» **The exercise**:
Where the string "คเครด" occurs in the material below, report the whole line.

** start of Material to process **

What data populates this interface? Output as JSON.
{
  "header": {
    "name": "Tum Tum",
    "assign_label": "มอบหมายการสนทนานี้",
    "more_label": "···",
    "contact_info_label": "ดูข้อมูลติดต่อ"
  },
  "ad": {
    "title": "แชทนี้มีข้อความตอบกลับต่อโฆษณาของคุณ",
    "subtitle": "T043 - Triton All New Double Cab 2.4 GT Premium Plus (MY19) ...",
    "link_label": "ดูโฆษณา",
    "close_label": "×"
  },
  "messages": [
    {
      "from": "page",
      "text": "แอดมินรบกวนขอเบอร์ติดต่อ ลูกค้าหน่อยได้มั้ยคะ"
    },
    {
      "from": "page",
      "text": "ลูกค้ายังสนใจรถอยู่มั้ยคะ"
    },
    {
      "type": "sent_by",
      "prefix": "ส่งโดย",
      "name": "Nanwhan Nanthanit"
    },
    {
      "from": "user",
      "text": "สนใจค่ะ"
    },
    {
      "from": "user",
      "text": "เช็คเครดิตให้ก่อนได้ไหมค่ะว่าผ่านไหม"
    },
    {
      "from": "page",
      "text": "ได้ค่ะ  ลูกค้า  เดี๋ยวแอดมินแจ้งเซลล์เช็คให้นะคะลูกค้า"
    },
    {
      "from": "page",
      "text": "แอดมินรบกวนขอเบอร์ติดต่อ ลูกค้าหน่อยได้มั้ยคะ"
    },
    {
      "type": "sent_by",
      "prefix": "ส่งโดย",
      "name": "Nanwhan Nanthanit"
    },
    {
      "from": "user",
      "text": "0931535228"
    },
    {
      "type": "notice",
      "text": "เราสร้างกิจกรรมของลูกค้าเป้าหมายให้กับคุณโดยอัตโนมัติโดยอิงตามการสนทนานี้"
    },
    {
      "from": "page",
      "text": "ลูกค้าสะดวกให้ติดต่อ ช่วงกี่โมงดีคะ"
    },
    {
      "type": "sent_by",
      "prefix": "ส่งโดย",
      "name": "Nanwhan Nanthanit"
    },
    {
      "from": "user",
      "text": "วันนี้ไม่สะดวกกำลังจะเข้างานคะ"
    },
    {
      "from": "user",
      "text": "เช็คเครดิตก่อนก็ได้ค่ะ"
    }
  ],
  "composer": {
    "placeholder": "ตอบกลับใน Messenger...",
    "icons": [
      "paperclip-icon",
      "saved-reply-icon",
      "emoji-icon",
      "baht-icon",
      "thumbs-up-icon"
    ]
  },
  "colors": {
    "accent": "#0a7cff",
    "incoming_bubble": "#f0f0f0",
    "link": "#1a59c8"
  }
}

** end of Material to process **

» **Response to the exercise**:
      "text": "เช็คเครดิตให้ก่อนได้ไหมค่ะว่าผ่านไหม"
      "text": "เช็คเครดิตก่อนก็ได้ค่ะ"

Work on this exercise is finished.